任务题目 A:
研读文本中，哪两位军事集团的领袖在抗日救亡运动中成为了民族英雄？
任务题目 B:
请输出研读文本中从“国内一些政治力量由于不满于蒋”一直到“雄,杨虎城、张学良便是这样。”的全部文字，一字不改。

国内一些政治力量由于不满于蒋介石的对内对外政策,先后爆发了福建事变和两广事变等。这两次事变固然有其复杂的背景,但在其主要点上,都涉及对抗日救亡的不同见解。在连年的剿共内战中,许多将领开始出现厌倦情绪,他们不愿为内战流血牺牲损失战力。蒋系大将胡宗南也曾谈到:“红军是打不完的,败也不溃”,“红军吃多少苦,我们也吃多少苦,打红军是无期徒刑”。(38)如果说地方实力派有保存实力不愿剿共的一面,而胡宗南的话就很能说明问题了。
当时的中国军人隶属与不同的军阀集团与政治集团。由于其各自的利益的差异,各军事集团中所体现出的抗日要求,不像一般民众要求那么单纯,而夹杂着许多复杂的因素。不能完全根据表面的通电,来判断其是否真心抗日,如其后不战而退的韩复渠也曾高唱过抗日,同时不排除有人把抗日作为一种反蒋的政治口号来使用。但是可以肯定、也是经过历史检验的,即中国众多的军事集团和地方实力派,在民族危亡之际能够以民族为重。一些军事集团的领袖,在抗日救亡的运动中脱颖成为了民族英雄,杨虎城、张学良便是这样。
在蒋系中央军中,情况也大致相同。多数军人希望能够开赴抗日前线,以血肉保卫自己的国家。所不同的,是他们无法像非蒋系军人那样有较多的自由表达自己的意见。在凇沪抗战中、在长城抗战中,他们也显示爱国热忱。但是,这支军队从建立之日起,就被培养成忠于蒋介石甚于忠于国家和民族的信念。其将领们不仅与蒋介石有着与众不同的深厚关系,同时长期的训导使他们深信蒋介石是孙中山的忠实继承人,并具有深远的也就不为常人所能理解的救国韬略。而不抵抗也好,安内攘外也好,都是出自蒋介石的决策。这些原因之下,尽管许多将领对于步步退让的耻辱,对于旷日持久的剿共内战的厌倦,同样具有强烈的感受,但也只好缄口不语。

文档理解数据:
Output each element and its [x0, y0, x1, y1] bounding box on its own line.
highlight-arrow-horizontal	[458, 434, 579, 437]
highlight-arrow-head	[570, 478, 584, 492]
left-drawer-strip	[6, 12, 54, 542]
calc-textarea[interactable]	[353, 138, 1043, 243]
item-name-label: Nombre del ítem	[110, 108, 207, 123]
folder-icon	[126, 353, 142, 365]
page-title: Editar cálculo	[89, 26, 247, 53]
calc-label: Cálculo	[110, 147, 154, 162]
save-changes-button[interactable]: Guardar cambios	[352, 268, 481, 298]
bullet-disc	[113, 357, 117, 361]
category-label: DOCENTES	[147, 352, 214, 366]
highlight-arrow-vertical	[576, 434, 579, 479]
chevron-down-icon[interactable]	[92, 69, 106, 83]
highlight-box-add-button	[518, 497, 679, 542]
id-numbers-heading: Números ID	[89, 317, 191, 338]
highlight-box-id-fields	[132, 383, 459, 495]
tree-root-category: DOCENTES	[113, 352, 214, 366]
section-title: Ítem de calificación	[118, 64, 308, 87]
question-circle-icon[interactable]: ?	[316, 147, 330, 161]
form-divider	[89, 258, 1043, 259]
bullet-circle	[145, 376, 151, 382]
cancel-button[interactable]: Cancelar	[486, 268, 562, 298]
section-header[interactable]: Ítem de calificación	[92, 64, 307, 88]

参考解答 A:
杨虎城和张学良。

参考解答 B:
国内一些政治力量由于不满于蒋介石的对内对外政策,先后爆发了福建事变和两广事变等。这两次事变固然有其复杂的背景,但在其主要点上,都涉及对抗日救亡的不同见解。在连年的剿共内战中,许多将领开始出现厌倦情绪,他们不愿为内战流血牺牲损失战力。蒋系大将胡宗南也曾谈到:“红军是打不完的,败也不溃”,“红军吃多少苦,我们也吃多少苦,打红军是无期徒刑”。(38)如果说地方实力派有保存实力不愿剿共的一面,而胡宗南的话就很能说明问题了。
当时的中国军人隶属与不同的军阀集团与政治集团。由于其各自的利益的差异,各军事集团中所体现出的抗日要求,不像一般民众要求那么单纯,而夹杂着许多复杂的因素。不能完全根据表面的通电,来判断其是否真心抗日,如其后不战而退的韩复渠也曾高唱过抗日,同时不排除有人把抗日作为一种反蒋的政治口号来使用。但是可以肯定、也是经过历史检验的,即中国众多的军事集团和地方实力派,在民族危亡之际能够以民族为重。一些军事集团的领袖,在抗日救亡的运动中脱颖成为了民族英雄,杨虎城、张学良便是这样。